### Teks yang Diberikan

═══

Satu-satunya wilayah yang menghubungkan Inggris dengan Uni Eropa adalah Irlandia Utara. Terbentang 500 km panjang perbatasan di wilayah Irlandia Utara yang menghubungkan Inggris dengan negara-negara tetangganya yang tergabung dalam Uni Eropa. Setiap hari, tidak kurang 30 ribu orang melewati perbatasan dengan 400 titik jalan lintas tersebut dengan berbagai keperluan, terutama untuk bekerja.
Irlandia Utara termasuk wilayah Inggris Raya yang terletak di pulau Irlandia. Wilayahnya berbatasan darat dengan Republik Irlandia, yang sejak 1922 telah memisahkan diri dari Inggris Raya. Kesepakatan perdamaian Irlandia Utara pada 1998 mengakhiri lebih dari tiga dekade konflik sektarian.
Konflik terjadi antara kubu yang ingin bersatu dengan Irlandia dan kubu yang ingin Irlandia Utara tetap menjadi bagian dari Inggris. Lebih dari 3.600 orang tewas dalam konflik tersebut. Salah satu poin penting dalam Kesepakatan Damai Jumat Agung pada 1998, Inggris akan menghapus kehadiran tentara dan pos-pos militer di wilayah perbatasan Irlandia Utara-Republik Irlandia.
Isu perbatasan Irlandia Utara mengemuka setelah pada 29 Maret 2017, Inggris secara resmi menyatakan keluar dari Uni Eropa. Saat Inggris menjadi bagian Uni Eropa, persoalan ini tidak menjadi masalah. Dampak keluarnya Inggris dari Uni Eropa atau Brexit mengancam perekonomian Irlandia Utara.
Wilayah tersebut dapat terisolasi dari tetangganya, Irlandia, yang anggota Uni Eropa. Perdagangan lintas perbatasan berpotensi anjlok. Pemeriksaan lalu lintas manusia dan barang di perbatasan Republik Irlandia-Irlandia Utara bisa diterapkan secara ketat.

═══

### Cuplikan Data
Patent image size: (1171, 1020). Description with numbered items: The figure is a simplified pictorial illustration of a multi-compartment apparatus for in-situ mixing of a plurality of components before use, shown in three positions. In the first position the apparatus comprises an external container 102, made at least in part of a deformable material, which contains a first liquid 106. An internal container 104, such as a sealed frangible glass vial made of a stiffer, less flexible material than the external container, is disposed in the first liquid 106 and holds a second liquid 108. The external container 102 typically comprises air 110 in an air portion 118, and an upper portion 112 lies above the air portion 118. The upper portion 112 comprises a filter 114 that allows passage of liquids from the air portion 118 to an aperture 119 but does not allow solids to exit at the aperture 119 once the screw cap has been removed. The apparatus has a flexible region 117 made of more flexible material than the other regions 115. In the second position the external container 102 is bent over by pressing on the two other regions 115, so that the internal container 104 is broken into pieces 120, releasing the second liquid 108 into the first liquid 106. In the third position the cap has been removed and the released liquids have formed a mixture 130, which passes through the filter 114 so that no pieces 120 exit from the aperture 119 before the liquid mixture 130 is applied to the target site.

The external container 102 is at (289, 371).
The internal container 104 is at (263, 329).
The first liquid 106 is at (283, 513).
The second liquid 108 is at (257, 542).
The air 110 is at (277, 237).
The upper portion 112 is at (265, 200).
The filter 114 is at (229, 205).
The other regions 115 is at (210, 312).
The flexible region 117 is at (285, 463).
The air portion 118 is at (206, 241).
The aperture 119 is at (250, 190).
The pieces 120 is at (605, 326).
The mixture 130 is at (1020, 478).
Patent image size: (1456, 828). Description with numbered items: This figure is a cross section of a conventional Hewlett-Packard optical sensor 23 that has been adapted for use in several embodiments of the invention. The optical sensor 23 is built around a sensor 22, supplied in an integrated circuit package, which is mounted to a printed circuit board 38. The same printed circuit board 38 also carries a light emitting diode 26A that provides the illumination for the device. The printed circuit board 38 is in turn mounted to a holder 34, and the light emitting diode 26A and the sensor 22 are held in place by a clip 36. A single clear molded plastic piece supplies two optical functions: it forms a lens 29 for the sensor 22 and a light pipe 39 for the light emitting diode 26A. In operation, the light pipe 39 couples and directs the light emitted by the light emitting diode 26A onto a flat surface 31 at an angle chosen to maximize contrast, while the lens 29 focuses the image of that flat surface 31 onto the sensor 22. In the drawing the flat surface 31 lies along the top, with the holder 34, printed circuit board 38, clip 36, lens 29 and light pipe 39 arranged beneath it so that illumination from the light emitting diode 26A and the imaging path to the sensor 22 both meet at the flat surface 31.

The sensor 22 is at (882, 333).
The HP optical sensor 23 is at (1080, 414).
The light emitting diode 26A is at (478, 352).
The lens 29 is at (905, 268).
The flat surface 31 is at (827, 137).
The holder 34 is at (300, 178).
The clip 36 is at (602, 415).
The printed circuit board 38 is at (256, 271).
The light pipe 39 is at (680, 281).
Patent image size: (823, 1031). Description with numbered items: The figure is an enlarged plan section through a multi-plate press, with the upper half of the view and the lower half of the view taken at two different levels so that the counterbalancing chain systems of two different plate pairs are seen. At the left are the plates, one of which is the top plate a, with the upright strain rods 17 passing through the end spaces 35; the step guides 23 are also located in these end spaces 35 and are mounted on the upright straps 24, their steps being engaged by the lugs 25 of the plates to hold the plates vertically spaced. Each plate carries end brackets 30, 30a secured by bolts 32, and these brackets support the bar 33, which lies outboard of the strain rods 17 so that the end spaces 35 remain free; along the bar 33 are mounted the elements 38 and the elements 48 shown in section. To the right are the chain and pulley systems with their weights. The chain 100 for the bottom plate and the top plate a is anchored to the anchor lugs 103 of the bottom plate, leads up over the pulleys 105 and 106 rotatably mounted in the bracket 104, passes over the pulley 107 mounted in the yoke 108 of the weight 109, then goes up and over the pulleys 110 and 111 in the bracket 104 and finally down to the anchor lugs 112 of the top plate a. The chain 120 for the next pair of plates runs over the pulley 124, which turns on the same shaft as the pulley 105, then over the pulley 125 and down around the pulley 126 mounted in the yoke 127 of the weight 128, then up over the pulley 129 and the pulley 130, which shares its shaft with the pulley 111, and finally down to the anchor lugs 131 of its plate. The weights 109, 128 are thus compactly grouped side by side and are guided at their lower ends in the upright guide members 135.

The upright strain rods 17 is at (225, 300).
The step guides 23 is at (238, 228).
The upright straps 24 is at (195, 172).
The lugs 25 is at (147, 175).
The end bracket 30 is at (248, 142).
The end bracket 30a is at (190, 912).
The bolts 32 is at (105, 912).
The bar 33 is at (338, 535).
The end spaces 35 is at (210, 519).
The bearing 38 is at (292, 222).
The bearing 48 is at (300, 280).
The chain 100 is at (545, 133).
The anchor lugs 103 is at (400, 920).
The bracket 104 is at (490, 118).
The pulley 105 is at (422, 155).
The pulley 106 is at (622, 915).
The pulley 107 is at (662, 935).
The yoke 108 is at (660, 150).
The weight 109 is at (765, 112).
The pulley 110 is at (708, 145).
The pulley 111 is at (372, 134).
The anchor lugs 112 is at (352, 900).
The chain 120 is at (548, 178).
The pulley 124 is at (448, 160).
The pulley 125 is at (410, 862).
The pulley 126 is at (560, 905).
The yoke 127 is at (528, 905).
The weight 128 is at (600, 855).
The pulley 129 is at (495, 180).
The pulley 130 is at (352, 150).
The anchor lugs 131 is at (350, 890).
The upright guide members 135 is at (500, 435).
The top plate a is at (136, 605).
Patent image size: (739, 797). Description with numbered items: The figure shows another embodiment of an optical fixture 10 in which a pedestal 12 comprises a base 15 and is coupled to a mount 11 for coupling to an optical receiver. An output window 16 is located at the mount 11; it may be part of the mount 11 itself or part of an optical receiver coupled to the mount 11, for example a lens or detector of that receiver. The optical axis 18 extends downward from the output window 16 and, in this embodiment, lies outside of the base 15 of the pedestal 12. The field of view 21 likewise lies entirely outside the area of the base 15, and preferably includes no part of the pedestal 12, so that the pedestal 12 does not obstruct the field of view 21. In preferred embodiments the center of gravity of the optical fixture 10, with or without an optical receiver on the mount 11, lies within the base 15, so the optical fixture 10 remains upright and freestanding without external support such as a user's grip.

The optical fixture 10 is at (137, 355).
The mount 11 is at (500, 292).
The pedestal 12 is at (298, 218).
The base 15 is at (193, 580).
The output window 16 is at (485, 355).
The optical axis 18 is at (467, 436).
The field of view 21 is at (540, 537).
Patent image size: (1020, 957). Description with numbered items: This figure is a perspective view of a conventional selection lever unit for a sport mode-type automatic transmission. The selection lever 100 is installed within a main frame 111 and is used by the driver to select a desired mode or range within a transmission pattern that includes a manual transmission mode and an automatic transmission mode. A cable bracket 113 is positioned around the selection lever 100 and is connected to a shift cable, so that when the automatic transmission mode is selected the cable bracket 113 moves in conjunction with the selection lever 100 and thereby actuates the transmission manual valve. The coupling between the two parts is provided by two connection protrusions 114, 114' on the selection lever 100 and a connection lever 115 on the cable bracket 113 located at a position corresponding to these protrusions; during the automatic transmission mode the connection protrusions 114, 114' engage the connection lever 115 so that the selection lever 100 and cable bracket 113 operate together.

═══

### Soal Tugas
Ketik ulang dengan persis bagian teks tentang perbatasan Irlandia Utara dari "Irlandia Utara termasuk" sampai "Irlandia Utara-Republik Irlandia.".

### Hasil Tugas
Irlandia Utara termasuk wilayah Inggris Raya yang terletak di pulau Irlandia. Wilayahnya berbatasan darat dengan Republik Irlandia, yang sejak 1922 telah memisahkan diri dari Inggris Raya. Kesepakatan perdamaian Irlandia Utara pada 1998 mengakhiri lebih dari tiga dekade konflik sektarian.
Konflik terjadi antara kubu yang ingin bersatu dengan Irlandia dan kubu yang ingin Irlandia Utara tetap menjadi bagian dari Inggris. Lebih dari 3.600 orang tewas dalam konflik tersebut. Salah satu poin penting dalam Kesepakatan Damai Jumat Agung pada 1998, Inggris akan menghapus kehadiran tentara dan pos-pos militer di wilayah perbatasan Irlandia Utara-Republik Irlandia.